» TASK INSTRUCTIONS
Would you copy out the whole listing exactly as given?

* start RECORDS FOR THIS EXERCISE *

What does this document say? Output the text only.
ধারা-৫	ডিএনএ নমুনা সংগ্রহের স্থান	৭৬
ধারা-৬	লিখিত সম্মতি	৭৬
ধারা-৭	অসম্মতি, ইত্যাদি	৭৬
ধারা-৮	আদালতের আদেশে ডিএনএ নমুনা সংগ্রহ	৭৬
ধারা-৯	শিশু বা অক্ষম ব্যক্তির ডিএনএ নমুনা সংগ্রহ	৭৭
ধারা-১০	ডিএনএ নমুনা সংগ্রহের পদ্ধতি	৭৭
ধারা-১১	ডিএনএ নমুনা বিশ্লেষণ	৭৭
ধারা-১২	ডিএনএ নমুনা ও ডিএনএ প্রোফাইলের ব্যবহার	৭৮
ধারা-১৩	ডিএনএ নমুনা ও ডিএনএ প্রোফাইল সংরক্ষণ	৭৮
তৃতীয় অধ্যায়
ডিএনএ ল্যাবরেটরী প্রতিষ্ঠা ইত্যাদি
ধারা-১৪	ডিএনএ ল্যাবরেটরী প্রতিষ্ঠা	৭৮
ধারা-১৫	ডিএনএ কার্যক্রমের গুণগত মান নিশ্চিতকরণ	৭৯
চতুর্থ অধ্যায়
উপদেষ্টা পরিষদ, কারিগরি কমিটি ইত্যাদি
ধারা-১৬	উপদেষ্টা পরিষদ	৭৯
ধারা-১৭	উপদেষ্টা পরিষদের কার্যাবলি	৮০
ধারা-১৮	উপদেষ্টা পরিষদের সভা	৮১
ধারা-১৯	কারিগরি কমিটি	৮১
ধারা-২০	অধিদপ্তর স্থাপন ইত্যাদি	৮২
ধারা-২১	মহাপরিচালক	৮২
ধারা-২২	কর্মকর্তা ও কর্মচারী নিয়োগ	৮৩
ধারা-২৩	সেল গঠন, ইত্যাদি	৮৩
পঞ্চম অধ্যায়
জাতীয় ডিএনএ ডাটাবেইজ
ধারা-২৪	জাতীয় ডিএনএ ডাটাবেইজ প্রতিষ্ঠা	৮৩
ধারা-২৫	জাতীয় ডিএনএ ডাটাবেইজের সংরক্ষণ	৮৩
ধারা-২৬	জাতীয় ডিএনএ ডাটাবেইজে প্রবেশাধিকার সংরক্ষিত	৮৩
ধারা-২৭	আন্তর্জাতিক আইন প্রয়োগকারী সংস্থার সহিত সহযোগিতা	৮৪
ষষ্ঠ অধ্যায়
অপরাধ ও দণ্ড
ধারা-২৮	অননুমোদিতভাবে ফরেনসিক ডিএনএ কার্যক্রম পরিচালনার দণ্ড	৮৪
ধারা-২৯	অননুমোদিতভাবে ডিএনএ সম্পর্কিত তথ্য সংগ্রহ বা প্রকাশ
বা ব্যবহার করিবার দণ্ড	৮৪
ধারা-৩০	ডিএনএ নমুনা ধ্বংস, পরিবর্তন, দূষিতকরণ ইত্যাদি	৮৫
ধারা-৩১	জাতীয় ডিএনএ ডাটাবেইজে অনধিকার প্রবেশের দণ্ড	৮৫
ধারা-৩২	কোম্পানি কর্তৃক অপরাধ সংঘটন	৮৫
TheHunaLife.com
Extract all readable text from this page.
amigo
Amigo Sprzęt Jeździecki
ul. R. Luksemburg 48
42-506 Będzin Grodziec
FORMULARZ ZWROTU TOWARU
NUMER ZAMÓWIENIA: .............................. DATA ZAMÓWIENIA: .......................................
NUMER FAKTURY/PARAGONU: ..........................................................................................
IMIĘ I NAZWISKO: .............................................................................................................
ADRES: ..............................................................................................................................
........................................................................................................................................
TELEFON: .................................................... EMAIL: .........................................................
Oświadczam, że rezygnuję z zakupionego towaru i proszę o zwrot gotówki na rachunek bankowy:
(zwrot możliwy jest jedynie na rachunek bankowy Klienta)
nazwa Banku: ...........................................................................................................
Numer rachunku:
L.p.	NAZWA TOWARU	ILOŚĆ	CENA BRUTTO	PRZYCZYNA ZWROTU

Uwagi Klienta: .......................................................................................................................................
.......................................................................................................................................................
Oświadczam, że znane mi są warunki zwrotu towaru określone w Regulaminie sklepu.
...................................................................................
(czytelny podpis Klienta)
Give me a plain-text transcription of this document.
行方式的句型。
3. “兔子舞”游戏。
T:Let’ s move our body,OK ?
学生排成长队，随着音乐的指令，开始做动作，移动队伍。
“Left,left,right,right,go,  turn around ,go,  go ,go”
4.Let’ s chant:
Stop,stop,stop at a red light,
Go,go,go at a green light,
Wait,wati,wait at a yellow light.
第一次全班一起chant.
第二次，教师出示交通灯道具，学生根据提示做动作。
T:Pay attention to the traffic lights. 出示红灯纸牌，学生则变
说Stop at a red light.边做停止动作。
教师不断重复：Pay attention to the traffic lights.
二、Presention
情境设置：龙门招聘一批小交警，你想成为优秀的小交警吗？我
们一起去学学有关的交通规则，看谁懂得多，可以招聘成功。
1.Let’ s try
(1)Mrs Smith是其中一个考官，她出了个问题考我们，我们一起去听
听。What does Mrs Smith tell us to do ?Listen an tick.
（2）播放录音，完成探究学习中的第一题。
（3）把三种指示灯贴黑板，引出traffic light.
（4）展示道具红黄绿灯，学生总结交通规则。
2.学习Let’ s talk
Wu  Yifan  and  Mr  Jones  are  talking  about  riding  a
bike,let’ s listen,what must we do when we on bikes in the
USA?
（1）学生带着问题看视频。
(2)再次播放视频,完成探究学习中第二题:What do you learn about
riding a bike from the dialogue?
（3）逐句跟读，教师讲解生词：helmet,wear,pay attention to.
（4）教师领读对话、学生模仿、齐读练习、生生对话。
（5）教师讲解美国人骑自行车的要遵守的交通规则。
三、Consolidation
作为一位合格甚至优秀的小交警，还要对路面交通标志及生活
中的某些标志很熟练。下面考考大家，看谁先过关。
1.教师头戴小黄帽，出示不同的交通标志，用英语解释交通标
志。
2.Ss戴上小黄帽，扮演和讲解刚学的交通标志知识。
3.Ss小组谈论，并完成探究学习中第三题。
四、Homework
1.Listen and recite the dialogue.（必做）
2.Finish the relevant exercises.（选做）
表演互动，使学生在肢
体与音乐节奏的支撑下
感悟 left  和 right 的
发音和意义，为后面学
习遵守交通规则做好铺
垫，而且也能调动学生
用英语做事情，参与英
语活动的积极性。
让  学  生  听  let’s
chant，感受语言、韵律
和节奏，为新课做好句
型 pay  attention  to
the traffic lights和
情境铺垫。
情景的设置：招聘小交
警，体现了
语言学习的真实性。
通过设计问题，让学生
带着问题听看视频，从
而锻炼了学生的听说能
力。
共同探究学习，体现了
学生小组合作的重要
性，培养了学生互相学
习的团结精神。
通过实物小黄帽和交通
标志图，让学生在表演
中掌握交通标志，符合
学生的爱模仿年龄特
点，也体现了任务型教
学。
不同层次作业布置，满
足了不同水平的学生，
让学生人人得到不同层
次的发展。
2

* end RECORDS FOR THIS EXERCISE *

» THE RESULT
What does this document say? Output the text only.
ধারা-৫	ডিএনএ নমুনা সংগ্রহের স্থান	৭৬
ধারা-৬	লিখিত সম্মতি	৭৬
ধারা-৭	অসম্মতি, ইত্যাদি	৭৬
ধারা-৮	আদালতের আদেশে ডিএনএ নমুনা সংগ্রহ	৭৬
ধারা-৯	শিশু বা অক্ষম ব্যক্তির ডিএনএ নমুনা সংগ্রহ	৭৭
ধারা-১০	ডিএনএ নমুনা সংগ্রহের পদ্ধতি	৭৭
ধারা-১১	ডিএনএ নমুনা বিশ্লেষণ	৭৭
ধারা-১২	ডিএনএ নমুনা ও ডিএনএ প্রোফাইলের ব্যবহার	৭৮
ধারা-১৩	ডিএনএ নমুনা ও ডিএনএ প্রোফাইল সংরক্ষণ	৭৮
তৃতীয় অধ্যায়
ডিএনএ ল্যাবরেটরী প্রতিষ্ঠা ইত্যাদি
ধারা-১৪	ডিএনএ ল্যাবরেটরী প্রতিষ্ঠা	৭৮
ধারা-১৫	ডিএনএ কার্যক্রমের গুণগত মান নিশ্চিতকরণ	৭৯
চতুর্থ অধ্যায়
উপদেষ্টা পরিষদ, কারিগরি কমিটি ইত্যাদি
ধারা-১৬	উপদেষ্টা পরিষদ	৭৯
ধারা-১৭	উপদেষ্টা পরিষদের কার্যাবলি	৮০
ধারা-১৮	উপদেষ্টা পরিষদের সভা	৮১
ধারা-১৯	কারিগরি কমিটি	৮১
ধারা-২০	অধিদপ্তর স্থাপন ইত্যাদি	৮২
ধারা-২১	মহাপরিচালক	৮২
ধারা-২২	কর্মকর্তা ও কর্মচারী নিয়োগ	৮৩
ধারা-২৩	সেল গঠন, ইত্যাদি	৮৩
পঞ্চম অধ্যায়
জাতীয় ডিএনএ ডাটাবেইজ
ধারা-২৪	জাতীয় ডিএনএ ডাটাবেইজ প্রতিষ্ঠা	৮৩
ধারা-২৫	জাতীয় ডিএনএ ডাটাবেইজের সংরক্ষণ	৮৩
ধারা-২৬	জাতীয় ডিএনএ ডাটাবেইজে প্রবেশাধিকার সংরক্ষিত	৮৩
ধারা-২৭	আন্তর্জাতিক আইন প্রয়োগকারী সংস্থার সহিত সহযোগিতা	৮৪
ষষ্ঠ অধ্যায়
অপরাধ ও দণ্ড
ধারা-২৮	অননুমোদিতভাবে ফরেনসিক ডিএনএ কার্যক্রম পরিচালনার দণ্ড	৮৪
ধারা-২৯	অননুমোদিতভাবে ডিএনএ সম্পর্কিত তথ্য সংগ্রহ বা প্রকাশ
বা ব্যবহার করিবার দণ্ড	৮৪
ধারা-৩০	ডিএনএ নমুনা ধ্বংস, পরিবর্তন, দূষিতকরণ ইত্যাদি	৮৫
ধারা-৩১	জাতীয় ডিএনএ ডাটাবেইজে অনধিকার প্রবেশের দণ্ড	৮৫
ধারা-৩২	কোম্পানি কর্তৃক অপরাধ সংঘটন	৮৫
TheHunaLife.com
Extract all readable text from this page.
amigo
Amigo Sprzęt Jeździecki
ul. R. Luksemburg 48
42-506 Będzin Grodziec
FORMULARZ ZWROTU TOWARU
NUMER ZAMÓWIENIA: .............................. DATA ZAMÓWIENIA: .......................................
NUMER FAKTURY/PARAGONU: ..........................................................................................
IMIĘ I NAZWISKO: .............................................................................................................
ADRES: ..............................................................................................................................
........................................................................................................................................
TELEFON: .................................................... EMAIL: .........................................................
Oświadczam, że rezygnuję z zakupionego towaru i proszę o zwrot gotówki na rachunek bankowy:
(zwrot możliwy jest jedynie na rachunek bankowy Klienta)
nazwa Banku: ...........................................................................................................
Numer rachunku:
L.p.	NAZWA TOWARU	ILOŚĆ	CENA BRUTTO	PRZYCZYNA ZWROTU

Uwagi Klienta: .......................................................................................................................................
.......................................................................................................................................................
Oświadczam, że znane mi są warunki zwrotu towaru określone w Regulaminie sklepu.
...................................................................................
(czytelny podpis Klienta)
Give me a plain-text transcription of this document.
行方式的句型。
3. “兔子舞”游戏。
T:Let’ s move our body,OK ?
学生排成长队，随着音乐的指令，开始做动作，移动队伍。
“Left,left,right,right,go,  turn around ,go,  go ,go”
4.Let’ s chant:
Stop,stop,stop at a red light,
Go,go,go at a green light,
Wait,wati,wait at a yellow light.
第一次全班一起chant.
第二次，教师出示交通灯道具，学生根据提示做动作。
T:Pay attention to the traffic lights. 出示红灯纸牌，学生则变
说Stop at a red light.边做停止动作。
教师不断重复：Pay attention to the traffic lights.
二、Presention
情境设置：龙门招聘一批小交警，你想成为优秀的小交警吗？我
们一起去学学有关的交通规则，看谁懂得多，可以招聘成功。
1.Let’ s try
(1)Mrs Smith是其中一个考官，她出了个问题考我们，我们一起去听
听。What does Mrs Smith tell us to do ?Listen an tick.
（2）播放录音，完成探究学习中的第一题。
（3）把三种指示灯贴黑板，引出traffic light.
（4）展示道具红黄绿灯，学生总结交通规则。
2.学习Let’ s talk
Wu  Yifan  and  Mr  Jones  are  talking  about  riding  a
bike,let’ s listen,what must we do when we on bikes in the
USA?
（1）学生带着问题看视频。
(2)再次播放视频,完成探究学习中第二题:What do you learn about
riding a bike from the dialogue?
（3）逐句跟读，教师讲解生词：helmet,wear,pay attention to.
（4）教师领读对话、学生模仿、齐读练习、生生对话。
（5）教师讲解美国人骑自行车的要遵守的交通规则。
三、Consolidation
作为一位合格甚至优秀的小交警，还要对路面交通标志及生活
中的某些标志很熟练。下面考考大家，看谁先过关。
1.教师头戴小黄帽，出示不同的交通标志，用英语解释交通标
志。
2.Ss戴上小黄帽，扮演和讲解刚学的交通标志知识。
3.Ss小组谈论，并完成探究学习中第三题。
四、Homework
1.Listen and recite the dialogue.（必做）
2.Finish the relevant exercises.（选做）
表演互动，使学生在肢
体与音乐节奏的支撑下
感悟 left  和 right 的
发音和意义，为后面学
习遵守交通规则做好铺
垫，而且也能调动学生
用英语做事情，参与英
语活动的积极性。
让  学  生  听  let’s
chant，感受语言、韵律
和节奏，为新课做好句
型 pay  attention  to
the traffic lights和
情境铺垫。
情景的设置：招聘小交
警，体现了
语言学习的真实性。
通过设计问题，让学生
带着问题听看视频，从
而锻炼了学生的听说能
力。
共同探究学习，体现了
学生小组合作的重要
性，培养了学生互相学
习的团结精神。
通过实物小黄帽和交通
标志图，让学生在表演
中掌握交通标志，符合
学生的爱模仿年龄特
点，也体现了任务型教
学。
不同层次作业布置，满
足了不同水平的学生，
让学生人人得到不同层
次的发展。
2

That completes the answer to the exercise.